▶ PROVIDED DATA
>> BEGIN

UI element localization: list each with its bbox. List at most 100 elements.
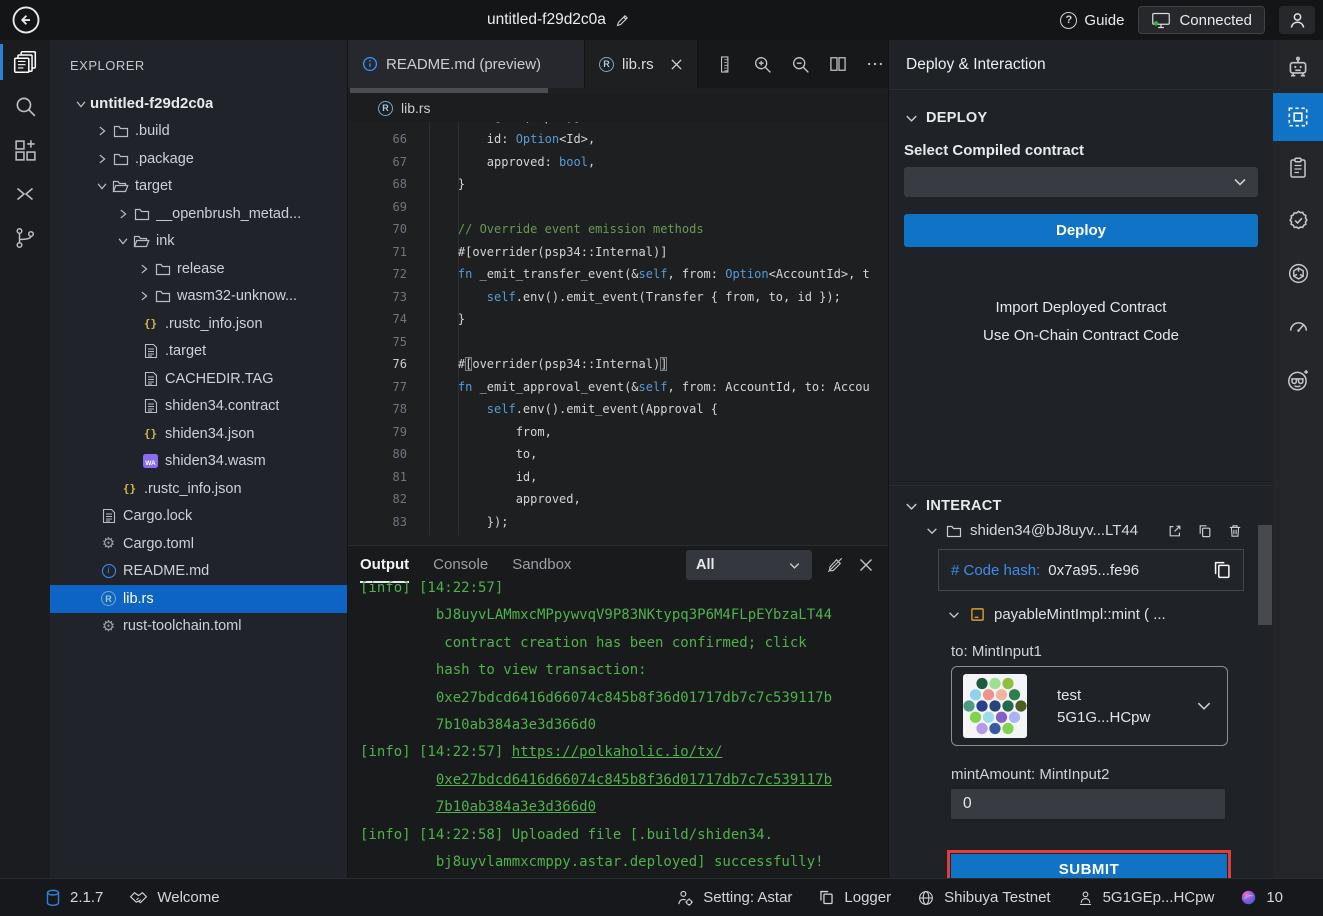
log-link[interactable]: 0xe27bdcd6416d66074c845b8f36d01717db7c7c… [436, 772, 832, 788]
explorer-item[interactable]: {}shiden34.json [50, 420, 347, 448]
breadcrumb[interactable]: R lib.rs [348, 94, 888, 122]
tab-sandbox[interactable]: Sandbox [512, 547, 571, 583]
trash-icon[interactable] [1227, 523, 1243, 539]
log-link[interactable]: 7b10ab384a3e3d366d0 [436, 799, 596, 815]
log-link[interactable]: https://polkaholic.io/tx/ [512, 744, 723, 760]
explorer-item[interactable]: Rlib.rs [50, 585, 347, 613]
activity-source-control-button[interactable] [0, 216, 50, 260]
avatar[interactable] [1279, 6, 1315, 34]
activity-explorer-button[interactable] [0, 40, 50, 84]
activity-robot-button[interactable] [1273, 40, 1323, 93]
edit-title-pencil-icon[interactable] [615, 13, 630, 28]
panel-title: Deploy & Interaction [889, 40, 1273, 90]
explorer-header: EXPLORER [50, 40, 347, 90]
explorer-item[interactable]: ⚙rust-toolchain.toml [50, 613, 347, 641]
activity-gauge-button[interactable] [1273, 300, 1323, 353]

>> END

Please reproduce the data above verbatim, line for line, but leave the picture out of your answer.

UI element localization: list each with its bbox. List at most 100 elements.
log-link[interactable]: 0xe27bdcd6416d66074c845b8f36d01717db7c7c… [436, 772, 832, 788]
explorer-item[interactable]: {}shiden34.json [50, 420, 347, 448]
breadcrumb[interactable]: R lib.rs [348, 94, 888, 122]
tab-sandbox[interactable]: Sandbox [512, 547, 571, 583]
trash-icon[interactable] [1227, 523, 1243, 539]
log-link[interactable]: 7b10ab384a3e3d366d0 [436, 799, 596, 815]
log-link[interactable]: https://polkaholic.io/tx/ [512, 744, 723, 760]
explorer-item[interactable]: Rlib.rs [50, 585, 347, 613]
activity-source-control-button[interactable] [0, 216, 50, 260]
avatar[interactable] [1279, 6, 1315, 34]
activity-explorer-button[interactable] [0, 40, 50, 84]
activity-robot-button[interactable] [1273, 40, 1323, 93]
edit-title-pencil-icon[interactable] [615, 13, 630, 28]
panel-title: Deploy & Interaction [889, 40, 1273, 90]
explorer-header: EXPLORER [50, 40, 347, 90]
explorer-item[interactable]: ⚙rust-toolchain.toml [50, 613, 347, 641]
activity-gauge-button[interactable] [1273, 300, 1323, 353]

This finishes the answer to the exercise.